• [Aim] Arrange every line of the records below as a Markdown table with two columns: Row, holding a running number, and Line, holding the line itself. Omit blank lines.

[Dataset excerpt]

▬▬▬▬▬▬

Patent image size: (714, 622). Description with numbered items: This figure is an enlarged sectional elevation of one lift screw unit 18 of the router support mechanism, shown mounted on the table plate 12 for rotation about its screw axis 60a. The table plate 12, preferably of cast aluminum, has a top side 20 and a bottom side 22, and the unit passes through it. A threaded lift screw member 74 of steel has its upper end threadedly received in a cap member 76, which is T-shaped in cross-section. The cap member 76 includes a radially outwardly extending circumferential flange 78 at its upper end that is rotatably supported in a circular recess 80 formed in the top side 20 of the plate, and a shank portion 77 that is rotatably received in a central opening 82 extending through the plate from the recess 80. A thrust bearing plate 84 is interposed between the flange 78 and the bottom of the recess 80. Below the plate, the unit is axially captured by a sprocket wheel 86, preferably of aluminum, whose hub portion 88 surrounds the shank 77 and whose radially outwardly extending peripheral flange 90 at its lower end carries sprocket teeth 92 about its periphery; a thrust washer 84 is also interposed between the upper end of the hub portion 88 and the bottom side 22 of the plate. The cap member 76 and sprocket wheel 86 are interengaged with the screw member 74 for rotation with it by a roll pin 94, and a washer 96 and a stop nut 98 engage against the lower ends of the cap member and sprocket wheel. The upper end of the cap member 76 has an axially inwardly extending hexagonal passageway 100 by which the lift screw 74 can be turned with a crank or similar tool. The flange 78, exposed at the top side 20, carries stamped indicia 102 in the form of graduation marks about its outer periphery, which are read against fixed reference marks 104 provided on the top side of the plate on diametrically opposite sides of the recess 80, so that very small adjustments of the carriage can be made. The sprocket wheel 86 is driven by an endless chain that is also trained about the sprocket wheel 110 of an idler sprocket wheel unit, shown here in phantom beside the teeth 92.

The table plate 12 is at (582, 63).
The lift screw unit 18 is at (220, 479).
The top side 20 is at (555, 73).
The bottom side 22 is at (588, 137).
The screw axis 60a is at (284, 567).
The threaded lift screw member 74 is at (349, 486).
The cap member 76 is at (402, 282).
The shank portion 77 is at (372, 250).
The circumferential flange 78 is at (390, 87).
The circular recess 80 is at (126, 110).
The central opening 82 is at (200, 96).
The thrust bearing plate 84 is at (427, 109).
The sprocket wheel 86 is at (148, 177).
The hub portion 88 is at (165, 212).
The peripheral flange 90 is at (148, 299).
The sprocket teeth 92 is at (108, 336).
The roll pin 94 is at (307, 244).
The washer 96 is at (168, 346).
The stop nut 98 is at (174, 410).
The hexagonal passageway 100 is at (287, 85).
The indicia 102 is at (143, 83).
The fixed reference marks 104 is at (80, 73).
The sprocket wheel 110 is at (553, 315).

▬▬▬▬▬▬

• [Reply]
| Row | Line |
|---|---|
| 1 | Patent image size: (714, 622). Description with numbered items: This figure is an enlarged sectional elevation of one lift screw unit 18 of the router support mechanism, shown mounted on the table plate 12 for rotation about its screw axis 60a. The table plate 12, preferably of cast aluminum, has a top side 20 and a bottom side 22, and the unit passes through it. A threaded lift screw member 74 of steel has its upper end threadedly received in a cap member 76, which is T-shaped in cross-section. The cap member 76 includes a radially outwardly extending circumferential flange 78 at its upper end that is rotatably supported in a circular recess 80 formed in the top side 20 of the plate, and a shank portion 77 that is rotatably received in a central opening 82 extending through the plate from the recess 80. A thrust bearing plate 84 is interposed between the flange 78 and the bottom of the recess 80. Below the plate, the unit is axially captured by a sprocket wheel 86, preferably of aluminum, whose hub portion 88 surrounds the shank 77 and whose radially outwardly extending peripheral flange 90 at its lower end carries sprocket teeth 92 about its periphery; a thrust washer 84 is also interposed between the upper end of the hub portion 88 and the bottom side 22 of the plate. The cap member 76 and sprocket wheel 86 are interengaged with the screw member 74 for rotation with it by a roll pin 94, and a washer 96 and a stop nut 98 engage against the lower ends of the cap member and sprocket wheel. The upper end of the cap member 76 has an axially inwardly extending hexagonal passageway 100 by which the lift screw 74 can be turned with a crank or similar tool. The flange 78, exposed at the top side 20, carries stamped indicia 102 in the form of graduation marks about its outer periphery, which are read against fixed reference marks 104 provided on the top side of the plate on diametrically opposite sides of the recess 80, so that very small adjustments of the carriage can be made. The sprocket wheel 86 is driven by an endless chain that is also trained about the sprocket wheel 110 of an idler sprocket wheel unit, shown here in phantom beside the teeth 92. |
| 2 | The table plate 12 is at (582, 63). |
| 3 | The lift screw unit 18 is at (220, 479). |
| 4 | The top side 20 is at (555, 73). |
| 5 | The bottom side 22 is at (588, 137). |
| 6 | The screw axis 60a is at (284, 567). |
| 7 | The threaded lift screw member 74 is at (349, 486). |
| 8 | The cap member 76 is at (402, 282). |
| 9 | The shank portion 77 is at (372, 250). |
| 10 | The circumferential flange 78 is at (390, 87). |
| 11 | The circular recess 80 is at (126, 110). |
| 12 | The central opening 82 is at (200, 96). |
| 13 | The thrust bearing plate 84 is at (427, 109). |
| 14 | The sprocket wheel 86 is at (148, 177). |
| 15 | The hub portion 88 is at (165, 212). |
| 16 | The peripheral flange 90 is at (148, 299). |
| 17 | The sprocket teeth 92 is at (108, 336). |
| 18 | The roll pin 94 is at (307, 244). |
| 19 | The washer 96 is at (168, 346). |
| 20 | The stop nut 98 is at (174, 410). |
| 21 | The hexagonal passageway 100 is at (287, 85). |
| 22 | The indicia 102 is at (143, 83). |
| 23 | The fixed reference marks 104 is at (80, 73). |
| 24 | The sprocket wheel 110 is at (553, 315). |